## [THE REQUEST]
Each line of the material below should be reproduced exactly.

────────────────────

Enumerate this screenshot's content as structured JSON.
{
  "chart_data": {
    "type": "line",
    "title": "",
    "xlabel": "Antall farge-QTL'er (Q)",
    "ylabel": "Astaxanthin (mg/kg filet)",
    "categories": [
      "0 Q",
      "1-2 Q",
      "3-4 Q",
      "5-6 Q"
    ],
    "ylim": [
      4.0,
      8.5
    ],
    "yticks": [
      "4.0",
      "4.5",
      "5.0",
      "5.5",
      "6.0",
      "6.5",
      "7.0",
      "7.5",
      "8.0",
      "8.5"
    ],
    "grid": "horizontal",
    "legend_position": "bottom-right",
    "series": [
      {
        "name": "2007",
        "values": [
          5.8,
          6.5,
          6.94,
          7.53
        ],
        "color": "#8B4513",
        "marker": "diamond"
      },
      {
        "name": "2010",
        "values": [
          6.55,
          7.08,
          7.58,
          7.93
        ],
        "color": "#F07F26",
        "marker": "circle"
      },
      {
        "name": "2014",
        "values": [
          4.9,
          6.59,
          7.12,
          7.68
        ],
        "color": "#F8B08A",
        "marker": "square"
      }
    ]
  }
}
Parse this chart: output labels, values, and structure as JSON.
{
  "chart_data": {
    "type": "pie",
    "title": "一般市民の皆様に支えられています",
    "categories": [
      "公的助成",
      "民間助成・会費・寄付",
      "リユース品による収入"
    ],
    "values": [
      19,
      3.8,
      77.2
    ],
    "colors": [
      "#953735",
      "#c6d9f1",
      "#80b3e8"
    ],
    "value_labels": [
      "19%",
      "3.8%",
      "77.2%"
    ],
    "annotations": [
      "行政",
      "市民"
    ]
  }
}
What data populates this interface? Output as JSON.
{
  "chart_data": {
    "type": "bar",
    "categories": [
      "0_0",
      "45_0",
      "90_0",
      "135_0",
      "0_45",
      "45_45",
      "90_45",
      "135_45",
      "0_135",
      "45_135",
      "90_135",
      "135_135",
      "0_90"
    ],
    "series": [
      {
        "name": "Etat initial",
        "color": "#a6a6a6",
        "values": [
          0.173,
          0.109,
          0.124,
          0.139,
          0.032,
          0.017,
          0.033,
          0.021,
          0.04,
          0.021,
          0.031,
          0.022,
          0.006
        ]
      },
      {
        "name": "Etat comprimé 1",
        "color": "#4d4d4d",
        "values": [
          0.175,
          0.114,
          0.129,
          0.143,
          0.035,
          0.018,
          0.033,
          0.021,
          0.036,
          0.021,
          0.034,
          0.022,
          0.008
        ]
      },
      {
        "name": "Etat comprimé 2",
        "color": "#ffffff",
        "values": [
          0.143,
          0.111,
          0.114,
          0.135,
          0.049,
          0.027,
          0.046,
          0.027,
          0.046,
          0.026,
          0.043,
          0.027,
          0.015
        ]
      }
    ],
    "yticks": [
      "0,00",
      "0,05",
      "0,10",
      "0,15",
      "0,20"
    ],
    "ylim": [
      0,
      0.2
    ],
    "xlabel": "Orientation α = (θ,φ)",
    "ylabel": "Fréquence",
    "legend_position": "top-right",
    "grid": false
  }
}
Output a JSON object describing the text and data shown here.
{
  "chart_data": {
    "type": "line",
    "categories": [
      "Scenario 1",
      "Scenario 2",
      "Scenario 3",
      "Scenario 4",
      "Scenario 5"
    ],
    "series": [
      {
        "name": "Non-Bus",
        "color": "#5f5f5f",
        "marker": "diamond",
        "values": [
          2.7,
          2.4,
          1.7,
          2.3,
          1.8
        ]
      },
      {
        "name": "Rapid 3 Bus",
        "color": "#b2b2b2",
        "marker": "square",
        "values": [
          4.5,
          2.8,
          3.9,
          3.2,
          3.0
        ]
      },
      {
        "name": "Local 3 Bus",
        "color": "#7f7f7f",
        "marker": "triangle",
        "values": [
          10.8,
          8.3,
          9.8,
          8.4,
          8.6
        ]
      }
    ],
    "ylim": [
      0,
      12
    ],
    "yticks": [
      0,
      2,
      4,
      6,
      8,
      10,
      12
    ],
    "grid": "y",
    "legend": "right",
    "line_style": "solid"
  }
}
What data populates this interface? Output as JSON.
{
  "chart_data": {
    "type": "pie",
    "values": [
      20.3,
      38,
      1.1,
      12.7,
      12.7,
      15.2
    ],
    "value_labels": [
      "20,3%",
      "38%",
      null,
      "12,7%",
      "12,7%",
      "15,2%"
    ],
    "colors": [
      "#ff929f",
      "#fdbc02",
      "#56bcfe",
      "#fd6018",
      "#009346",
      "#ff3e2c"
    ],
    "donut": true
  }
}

────────────────────

## [COMPLETED EXERCISE]
Enumerate this screenshot's content as structured JSON.
{
  "chart_data": {
    "type": "line",
    "title": "",
    "xlabel": "Antall farge-QTL'er (Q)",
    "ylabel": "Astaxanthin (mg/kg filet)",
    "categories": [
      "0 Q",
      "1-2 Q",
      "3-4 Q",
      "5-6 Q"
    ],
    "ylim": [
      4.0,
      8.5
    ],
    "yticks": [
      "4.0",
      "4.5",
      "5.0",
      "5.5",
      "6.0",
      "6.5",
      "7.0",
      "7.5",
      "8.0",
      "8.5"
    ],
    "grid": "horizontal",
    "legend_position": "bottom-right",
    "series": [
      {
        "name": "2007",
        "values": [
          5.8,
          6.5,
          6.94,
          7.53
        ],
        "color": "#8B4513",
        "marker": "diamond"
      },
      {
        "name": "2010",
        "values": [
          6.55,
          7.08,
          7.58,
          7.93
        ],
        "color": "#F07F26",
        "marker": "circle"
      },
      {
        "name": "2014",
        "values": [
          4.9,
          6.59,
          7.12,
          7.68
        ],
        "color": "#F8B08A",
        "marker": "square"
      }
    ]
  }
}
Parse this chart: output labels, values, and structure as JSON.
{
  "chart_data": {
    "type": "pie",
    "title": "一般市民の皆様に支えられています",
    "categories": [
      "公的助成",
      "民間助成・会費・寄付",
      "リユース品による収入"
    ],
    "values": [
      19,
      3.8,
      77.2
    ],
    "colors": [
      "#953735",
      "#c6d9f1",
      "#80b3e8"
    ],
    "value_labels": [
      "19%",
      "3.8%",
      "77.2%"
    ],
    "annotations": [
      "行政",
      "市民"
    ]
  }
}
What data populates this interface? Output as JSON.
{
  "chart_data": {
    "type": "bar",
    "categories": [
      "0_0",
      "45_0",
      "90_0",
      "135_0",
      "0_45",
      "45_45",
      "90_45",
      "135_45",
      "0_135",
      "45_135",
      "90_135",
      "135_135",
      "0_90"
    ],
    "series": [
      {
        "name": "Etat initial",
        "color": "#a6a6a6",
        "values": [
          0.173,
          0.109,
          0.124,
          0.139,
          0.032,
          0.017,
          0.033,
          0.021,
          0.04,
          0.021,
          0.031,
          0.022,
          0.006
        ]
      },
      {
        "name": "Etat comprimé 1",
        "color": "#4d4d4d",
        "values": [
          0.175,
          0.114,
          0.129,
          0.143,
          0.035,
          0.018,
          0.033,
          0.021,
          0.036,
          0.021,
          0.034,
          0.022,
          0.008
        ]
      },
      {
        "name": "Etat comprimé 2",
        "color": "#ffffff",
        "values": [
          0.143,
          0.111,
          0.114,
          0.135,
          0.049,
          0.027,
          0.046,
          0.027,
          0.046,
          0.026,
          0.043,
          0.027,
          0.015
        ]
      }
    ],
    "yticks": [
      "0,00",
      "0,05",
      "0,10",
      "0,15",
      "0,20"
    ],
    "ylim": [
      0,
      0.2
    ],
    "xlabel": "Orientation α = (θ,φ)",
    "ylabel": "Fréquence",
    "legend_position": "top-right",
    "grid": false
  }
}
Output a JSON object describing the text and data shown here.
{
  "chart_data": {
    "type": "line",
    "categories": [
      "Scenario 1",
      "Scenario 2",
      "Scenario 3",
      "Scenario 4",
      "Scenario 5"
    ],
    "series": [
      {
        "name": "Non-Bus",
        "color": "#5f5f5f",
        "marker": "diamond",
        "values": [
          2.7,
          2.4,
          1.7,
          2.3,
          1.8
        ]
      },
      {
        "name": "Rapid 3 Bus",
        "color": "#b2b2b2",
        "marker": "square",
        "values": [
          4.5,
          2.8,
          3.9,
          3.2,
          3.0
        ]
      },
      {
        "name": "Local 3 Bus",
        "color": "#7f7f7f",
        "marker": "triangle",
        "values": [
          10.8,
          8.3,
          9.8,
          8.4,
          8.6
        ]
      }
    ],
    "ylim": [
      0,
      12
    ],
    "yticks": [
      0,
      2,
      4,
      6,
      8,
      10,
      12
    ],
    "grid": "y",
    "legend": "right",
    "line_style": "solid"
  }
}
What data populates this interface? Output as JSON.
{
  "chart_data": {
    "type": "pie",
    "values": [
      20.3,
      38,
      1.1,
      12.7,
      12.7,
      15.2
    ],
    "value_labels": [
      "20,3%",
      "38%",
      null,
      "12,7%",
      "12,7%",
      "15,2%"
    ],
    "colors": [
      "#ff929f",
      "#fdbc02",
      "#56bcfe",
      "#fd6018",
      "#009346",
      "#ff3e2c"
    ],
    "donut": true
  }
}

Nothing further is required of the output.